Every line below that mentions the word "đẳng" should be copied out.
:: Material provided ::
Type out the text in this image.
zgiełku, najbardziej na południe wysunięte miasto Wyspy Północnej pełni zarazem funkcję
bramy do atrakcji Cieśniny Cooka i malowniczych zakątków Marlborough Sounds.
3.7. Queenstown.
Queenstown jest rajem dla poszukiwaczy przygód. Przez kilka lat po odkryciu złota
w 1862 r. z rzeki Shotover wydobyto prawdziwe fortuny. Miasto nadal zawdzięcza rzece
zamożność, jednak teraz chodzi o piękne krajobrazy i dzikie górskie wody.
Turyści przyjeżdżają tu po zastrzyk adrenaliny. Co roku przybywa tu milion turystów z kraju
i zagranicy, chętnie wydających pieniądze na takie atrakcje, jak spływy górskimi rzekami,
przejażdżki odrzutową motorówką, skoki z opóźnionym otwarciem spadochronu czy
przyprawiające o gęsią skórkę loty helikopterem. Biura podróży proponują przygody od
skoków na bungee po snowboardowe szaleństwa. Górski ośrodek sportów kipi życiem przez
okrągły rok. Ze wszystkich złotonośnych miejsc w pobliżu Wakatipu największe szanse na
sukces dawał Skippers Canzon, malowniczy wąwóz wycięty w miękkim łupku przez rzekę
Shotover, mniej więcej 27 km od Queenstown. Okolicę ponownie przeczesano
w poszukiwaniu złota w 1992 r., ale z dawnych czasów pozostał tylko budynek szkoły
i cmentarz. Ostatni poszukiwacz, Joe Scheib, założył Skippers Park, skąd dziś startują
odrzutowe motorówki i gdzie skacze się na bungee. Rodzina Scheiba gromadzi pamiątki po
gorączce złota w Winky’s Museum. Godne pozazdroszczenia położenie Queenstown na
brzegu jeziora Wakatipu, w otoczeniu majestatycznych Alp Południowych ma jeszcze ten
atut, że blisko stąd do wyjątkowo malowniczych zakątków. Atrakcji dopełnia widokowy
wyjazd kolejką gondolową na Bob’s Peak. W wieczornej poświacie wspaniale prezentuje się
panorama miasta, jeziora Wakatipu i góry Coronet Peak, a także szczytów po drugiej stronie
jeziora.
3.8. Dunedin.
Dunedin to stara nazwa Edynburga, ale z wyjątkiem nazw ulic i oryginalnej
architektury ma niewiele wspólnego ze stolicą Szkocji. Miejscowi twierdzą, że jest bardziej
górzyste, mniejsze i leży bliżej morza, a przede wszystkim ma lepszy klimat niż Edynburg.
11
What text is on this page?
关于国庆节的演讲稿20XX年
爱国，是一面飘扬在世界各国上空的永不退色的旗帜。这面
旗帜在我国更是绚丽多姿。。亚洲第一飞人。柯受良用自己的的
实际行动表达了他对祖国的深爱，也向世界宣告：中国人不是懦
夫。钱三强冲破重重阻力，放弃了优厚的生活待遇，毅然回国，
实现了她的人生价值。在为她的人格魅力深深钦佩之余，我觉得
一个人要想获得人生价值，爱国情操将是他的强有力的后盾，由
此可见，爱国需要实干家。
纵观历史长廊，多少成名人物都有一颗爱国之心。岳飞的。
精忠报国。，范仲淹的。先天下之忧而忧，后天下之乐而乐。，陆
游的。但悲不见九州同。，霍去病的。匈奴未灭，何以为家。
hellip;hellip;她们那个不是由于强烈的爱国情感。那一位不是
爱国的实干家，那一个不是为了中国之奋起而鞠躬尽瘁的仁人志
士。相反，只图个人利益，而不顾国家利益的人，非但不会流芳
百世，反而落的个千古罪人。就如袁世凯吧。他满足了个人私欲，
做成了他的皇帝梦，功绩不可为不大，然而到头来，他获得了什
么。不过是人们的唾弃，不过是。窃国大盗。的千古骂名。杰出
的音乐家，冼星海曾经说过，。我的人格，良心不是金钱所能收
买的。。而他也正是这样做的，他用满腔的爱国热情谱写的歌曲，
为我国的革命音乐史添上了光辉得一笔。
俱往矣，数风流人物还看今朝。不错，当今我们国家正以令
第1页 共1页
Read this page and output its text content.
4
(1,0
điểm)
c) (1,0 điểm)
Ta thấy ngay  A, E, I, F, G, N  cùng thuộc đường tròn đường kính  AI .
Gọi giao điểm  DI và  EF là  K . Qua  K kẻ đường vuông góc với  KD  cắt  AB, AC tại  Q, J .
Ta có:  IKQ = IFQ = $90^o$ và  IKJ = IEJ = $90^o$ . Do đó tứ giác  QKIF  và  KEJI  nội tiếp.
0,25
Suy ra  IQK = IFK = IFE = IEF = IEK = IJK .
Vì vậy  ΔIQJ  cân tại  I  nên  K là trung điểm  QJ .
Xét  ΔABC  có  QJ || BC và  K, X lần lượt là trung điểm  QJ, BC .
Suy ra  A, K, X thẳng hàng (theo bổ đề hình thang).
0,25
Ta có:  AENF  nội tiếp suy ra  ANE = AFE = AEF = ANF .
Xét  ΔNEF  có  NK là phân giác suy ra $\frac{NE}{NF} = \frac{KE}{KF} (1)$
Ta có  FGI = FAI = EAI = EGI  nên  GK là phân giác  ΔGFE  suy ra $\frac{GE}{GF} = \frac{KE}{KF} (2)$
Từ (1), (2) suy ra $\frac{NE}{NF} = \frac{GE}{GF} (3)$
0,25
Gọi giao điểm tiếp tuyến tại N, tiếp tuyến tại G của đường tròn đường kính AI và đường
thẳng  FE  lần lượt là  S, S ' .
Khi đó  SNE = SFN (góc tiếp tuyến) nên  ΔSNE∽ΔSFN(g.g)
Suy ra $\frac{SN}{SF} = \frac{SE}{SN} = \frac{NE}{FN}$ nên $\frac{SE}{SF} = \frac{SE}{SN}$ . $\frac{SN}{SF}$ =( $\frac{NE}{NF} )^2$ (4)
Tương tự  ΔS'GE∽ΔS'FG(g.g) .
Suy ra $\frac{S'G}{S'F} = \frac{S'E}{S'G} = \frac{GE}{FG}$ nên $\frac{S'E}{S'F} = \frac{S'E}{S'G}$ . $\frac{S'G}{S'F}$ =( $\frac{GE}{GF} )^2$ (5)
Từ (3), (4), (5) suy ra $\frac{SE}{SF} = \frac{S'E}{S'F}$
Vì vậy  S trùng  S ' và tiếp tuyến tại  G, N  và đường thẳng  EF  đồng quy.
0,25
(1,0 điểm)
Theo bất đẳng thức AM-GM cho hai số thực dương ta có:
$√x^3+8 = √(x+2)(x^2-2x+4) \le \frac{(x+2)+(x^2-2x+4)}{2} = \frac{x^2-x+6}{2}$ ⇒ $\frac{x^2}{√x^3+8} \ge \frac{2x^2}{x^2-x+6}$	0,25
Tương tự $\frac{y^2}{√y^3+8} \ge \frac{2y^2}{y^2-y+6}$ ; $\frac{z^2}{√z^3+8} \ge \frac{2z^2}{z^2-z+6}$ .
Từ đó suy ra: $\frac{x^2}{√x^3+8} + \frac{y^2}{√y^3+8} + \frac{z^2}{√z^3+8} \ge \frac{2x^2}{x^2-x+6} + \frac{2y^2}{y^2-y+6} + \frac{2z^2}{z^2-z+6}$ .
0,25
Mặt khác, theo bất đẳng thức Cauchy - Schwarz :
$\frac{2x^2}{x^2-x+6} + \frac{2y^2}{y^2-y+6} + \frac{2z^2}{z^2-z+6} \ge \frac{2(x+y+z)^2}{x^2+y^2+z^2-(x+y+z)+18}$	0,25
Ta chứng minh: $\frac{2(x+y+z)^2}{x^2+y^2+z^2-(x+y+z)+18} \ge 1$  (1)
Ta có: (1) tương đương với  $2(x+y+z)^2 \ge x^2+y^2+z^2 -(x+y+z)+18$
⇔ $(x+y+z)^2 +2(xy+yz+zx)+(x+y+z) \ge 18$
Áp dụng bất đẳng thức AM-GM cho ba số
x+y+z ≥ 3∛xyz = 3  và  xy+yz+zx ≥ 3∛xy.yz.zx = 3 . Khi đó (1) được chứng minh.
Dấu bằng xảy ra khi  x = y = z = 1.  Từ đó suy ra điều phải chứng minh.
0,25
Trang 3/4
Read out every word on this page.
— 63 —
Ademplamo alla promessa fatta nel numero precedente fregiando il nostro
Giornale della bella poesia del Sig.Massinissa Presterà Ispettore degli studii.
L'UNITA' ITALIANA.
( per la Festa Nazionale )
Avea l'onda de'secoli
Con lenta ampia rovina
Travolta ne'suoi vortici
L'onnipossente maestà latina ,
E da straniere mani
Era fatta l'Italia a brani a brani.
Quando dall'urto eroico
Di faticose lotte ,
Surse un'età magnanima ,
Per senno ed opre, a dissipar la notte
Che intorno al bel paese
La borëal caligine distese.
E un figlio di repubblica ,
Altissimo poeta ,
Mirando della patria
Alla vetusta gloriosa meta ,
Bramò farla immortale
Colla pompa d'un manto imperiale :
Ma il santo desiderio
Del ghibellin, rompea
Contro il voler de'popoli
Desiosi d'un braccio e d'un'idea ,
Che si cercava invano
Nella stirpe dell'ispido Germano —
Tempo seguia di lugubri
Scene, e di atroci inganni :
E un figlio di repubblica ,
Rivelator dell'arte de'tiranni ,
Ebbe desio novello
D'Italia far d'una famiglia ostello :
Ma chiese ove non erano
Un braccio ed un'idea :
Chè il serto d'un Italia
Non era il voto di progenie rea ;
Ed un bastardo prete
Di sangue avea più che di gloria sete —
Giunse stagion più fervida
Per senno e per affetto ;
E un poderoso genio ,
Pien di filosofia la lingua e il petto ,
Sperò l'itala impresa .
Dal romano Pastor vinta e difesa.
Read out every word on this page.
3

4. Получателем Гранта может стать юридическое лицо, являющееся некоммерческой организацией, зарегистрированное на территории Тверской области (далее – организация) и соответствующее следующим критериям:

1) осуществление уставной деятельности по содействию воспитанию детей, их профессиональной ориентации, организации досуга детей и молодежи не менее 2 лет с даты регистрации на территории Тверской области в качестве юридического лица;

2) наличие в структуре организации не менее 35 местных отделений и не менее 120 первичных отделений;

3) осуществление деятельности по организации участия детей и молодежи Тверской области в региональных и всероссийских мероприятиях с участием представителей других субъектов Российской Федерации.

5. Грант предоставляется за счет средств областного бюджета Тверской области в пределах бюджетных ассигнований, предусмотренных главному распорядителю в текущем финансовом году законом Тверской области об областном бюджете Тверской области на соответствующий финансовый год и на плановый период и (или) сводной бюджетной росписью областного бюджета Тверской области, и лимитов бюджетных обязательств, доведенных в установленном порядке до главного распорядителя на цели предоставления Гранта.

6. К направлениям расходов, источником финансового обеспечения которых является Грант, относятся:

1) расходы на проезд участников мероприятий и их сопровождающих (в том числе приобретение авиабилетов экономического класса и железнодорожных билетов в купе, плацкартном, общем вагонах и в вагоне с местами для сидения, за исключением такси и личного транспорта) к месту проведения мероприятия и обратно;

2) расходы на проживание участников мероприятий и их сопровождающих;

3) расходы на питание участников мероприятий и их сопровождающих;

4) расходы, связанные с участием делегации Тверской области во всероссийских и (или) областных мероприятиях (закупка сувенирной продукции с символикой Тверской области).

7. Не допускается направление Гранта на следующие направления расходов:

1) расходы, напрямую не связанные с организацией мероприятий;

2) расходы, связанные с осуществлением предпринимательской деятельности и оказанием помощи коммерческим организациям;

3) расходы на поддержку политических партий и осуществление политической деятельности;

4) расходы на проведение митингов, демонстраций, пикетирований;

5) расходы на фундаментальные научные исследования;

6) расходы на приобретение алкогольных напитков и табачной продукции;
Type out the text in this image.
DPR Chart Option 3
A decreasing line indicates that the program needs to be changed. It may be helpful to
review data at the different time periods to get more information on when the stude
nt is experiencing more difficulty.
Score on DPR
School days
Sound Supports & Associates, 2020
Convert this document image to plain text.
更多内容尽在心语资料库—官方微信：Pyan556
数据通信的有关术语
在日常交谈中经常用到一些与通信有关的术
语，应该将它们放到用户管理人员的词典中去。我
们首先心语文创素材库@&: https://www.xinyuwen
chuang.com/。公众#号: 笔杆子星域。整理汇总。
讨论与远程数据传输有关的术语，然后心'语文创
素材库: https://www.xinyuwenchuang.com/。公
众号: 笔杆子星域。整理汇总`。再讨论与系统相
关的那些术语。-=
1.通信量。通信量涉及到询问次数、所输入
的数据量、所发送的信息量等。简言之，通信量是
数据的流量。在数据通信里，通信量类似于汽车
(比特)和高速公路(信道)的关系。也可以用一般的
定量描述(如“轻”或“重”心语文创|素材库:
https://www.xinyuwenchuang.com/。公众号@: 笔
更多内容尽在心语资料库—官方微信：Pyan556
:::
**Exercise response:**
Theo bất đẳng thức AM-GM cho hai số thực dương ta có:
Mặt khác, theo bất đẳng thức Cauchy - Schwarz :
Áp dụng bất đẳng thức AM-GM cho ba số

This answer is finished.